■ WHAT TO DO ■
Only lines with the string "Normalized" matter here; gather them from the material below.

■ LISTING ■
§ §
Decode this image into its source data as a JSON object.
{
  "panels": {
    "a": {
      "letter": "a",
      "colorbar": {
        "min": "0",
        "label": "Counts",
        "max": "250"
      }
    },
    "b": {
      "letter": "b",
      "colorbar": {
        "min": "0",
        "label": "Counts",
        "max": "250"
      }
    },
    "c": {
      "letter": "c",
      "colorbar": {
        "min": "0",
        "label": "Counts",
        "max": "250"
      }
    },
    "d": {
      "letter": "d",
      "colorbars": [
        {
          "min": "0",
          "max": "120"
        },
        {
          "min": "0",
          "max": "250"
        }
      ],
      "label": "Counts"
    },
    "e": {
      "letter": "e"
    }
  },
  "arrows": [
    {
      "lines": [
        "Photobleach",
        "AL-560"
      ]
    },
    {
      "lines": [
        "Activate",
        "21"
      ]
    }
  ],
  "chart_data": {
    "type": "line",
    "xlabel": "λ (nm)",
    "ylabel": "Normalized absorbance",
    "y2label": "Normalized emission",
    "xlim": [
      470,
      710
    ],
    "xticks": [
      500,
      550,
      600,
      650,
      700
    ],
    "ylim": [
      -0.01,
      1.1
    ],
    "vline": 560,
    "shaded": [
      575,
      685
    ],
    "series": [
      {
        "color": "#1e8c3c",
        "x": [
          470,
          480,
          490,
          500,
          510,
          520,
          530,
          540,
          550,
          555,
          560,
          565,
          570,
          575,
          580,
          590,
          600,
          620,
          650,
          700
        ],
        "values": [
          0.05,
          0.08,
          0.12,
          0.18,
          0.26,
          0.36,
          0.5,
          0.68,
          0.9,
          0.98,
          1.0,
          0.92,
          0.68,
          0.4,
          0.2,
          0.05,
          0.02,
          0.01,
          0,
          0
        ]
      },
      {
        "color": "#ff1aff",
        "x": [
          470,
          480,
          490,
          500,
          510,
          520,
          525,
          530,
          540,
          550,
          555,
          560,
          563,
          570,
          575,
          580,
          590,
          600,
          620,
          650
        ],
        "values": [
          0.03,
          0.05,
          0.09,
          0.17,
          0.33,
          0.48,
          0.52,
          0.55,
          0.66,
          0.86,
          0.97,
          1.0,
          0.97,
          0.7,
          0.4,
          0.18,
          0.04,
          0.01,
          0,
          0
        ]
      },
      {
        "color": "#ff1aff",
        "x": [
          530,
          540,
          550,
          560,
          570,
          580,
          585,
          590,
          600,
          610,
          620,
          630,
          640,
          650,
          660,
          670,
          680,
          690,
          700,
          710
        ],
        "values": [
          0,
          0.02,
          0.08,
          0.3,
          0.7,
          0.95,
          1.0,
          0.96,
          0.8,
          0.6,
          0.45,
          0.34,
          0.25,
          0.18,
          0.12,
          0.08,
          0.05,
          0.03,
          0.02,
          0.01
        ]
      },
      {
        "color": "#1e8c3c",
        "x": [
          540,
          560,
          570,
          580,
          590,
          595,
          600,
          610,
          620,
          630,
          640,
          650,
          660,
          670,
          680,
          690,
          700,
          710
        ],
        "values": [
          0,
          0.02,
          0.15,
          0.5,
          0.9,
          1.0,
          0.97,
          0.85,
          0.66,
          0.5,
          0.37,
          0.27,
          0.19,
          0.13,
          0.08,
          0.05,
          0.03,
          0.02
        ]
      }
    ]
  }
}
§ §
■ TASK SOLUTION ■
    "ylabel": "Normalized absorbance",
    "y2label": "Normalized emission",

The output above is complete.